SHORT EXERCISE: Copy out all the lines exactly. Omit pictures.

Entries taken from a collection

begin

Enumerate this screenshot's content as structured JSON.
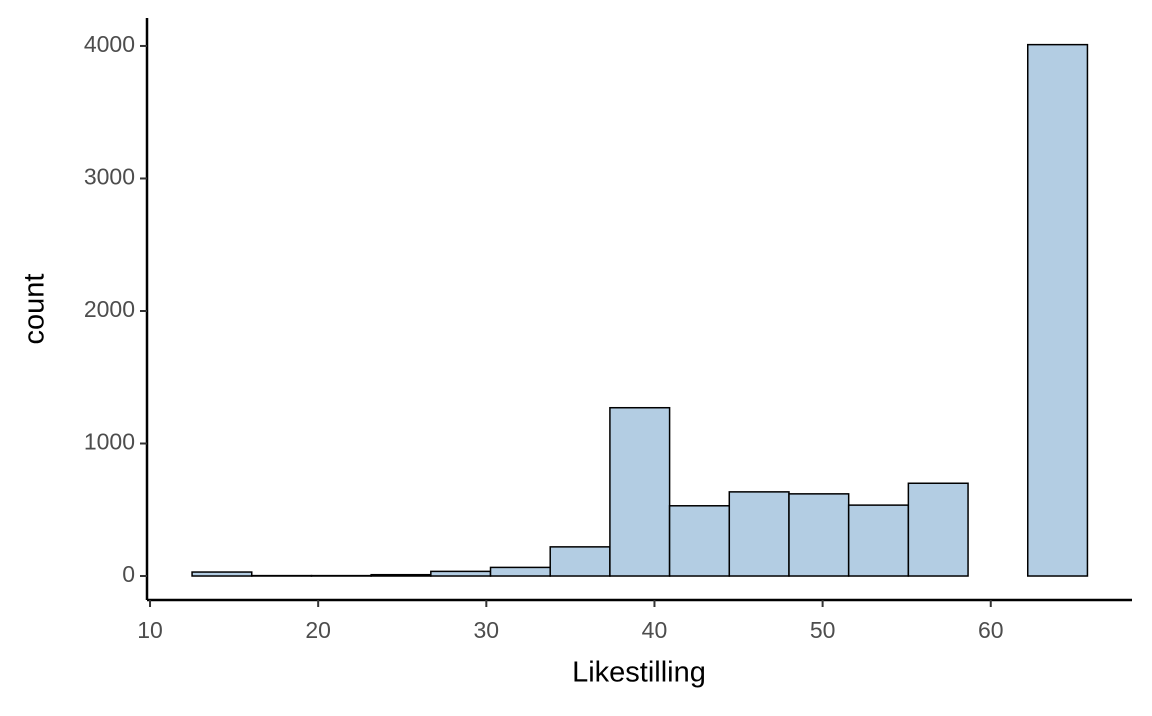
{
  "chart_data": {
    "type": "histogram",
    "x_label": "Likestilling",
    "y_label": "count",
    "bins": [
      12.5,
      16.05,
      19.6,
      23.15,
      26.7,
      30.25,
      33.8,
      37.35,
      40.9,
      44.45,
      48.0,
      51.55,
      55.1,
      58.65,
      62.2,
      65.75
    ],
    "values": [
      30,
      3,
      3,
      10,
      35,
      65,
      220,
      1270,
      530,
      635,
      620,
      535,
      700,
      0,
      4010
    ],
    "color": "#b3cde3",
    "edge_color": "#000000",
    "xlim": [
      9.82,
      68.4
    ],
    "ylim": [
      -181,
      4211
    ],
    "xticks": [
      10,
      20,
      30,
      40,
      50,
      60
    ],
    "yticks": [
      0,
      1000,
      2000,
      3000,
      4000
    ]
  }
}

end

RESPONSE FOR THIS EXERCISE:
Enumerate this screenshot's content as structured JSON.
{
  "chart_data": {
    "type": "histogram",
    "x_label": "Likestilling",
    "y_label": "count",
    "bins": [
      12.5,
      16.05,
      19.6,
      23.15,
      26.7,
      30.25,
      33.8,
      37.35,
      40.9,
      44.45,
      48.0,
      51.55,
      55.1,
      58.65,
      62.2,
      65.75
    ],
    "values": [
      30,
      3,
      3,
      10,
      35,
      65,
      220,
      1270,
      530,
      635,
      620,
      535,
      700,
      0,
      4010
    ],
    "color": "#b3cde3",
    "edge_color": "#000000",
    "xlim": [
      9.82,
      68.4
    ],
    "ylim": [
      -181,
      4211
    ],
    "xticks": [
      10,
      20,
      30,
      40,
      50,
      60
    ],
    "yticks": [
      0,
      1000,
      2000,
      3000,
      4000
    ]
  }
}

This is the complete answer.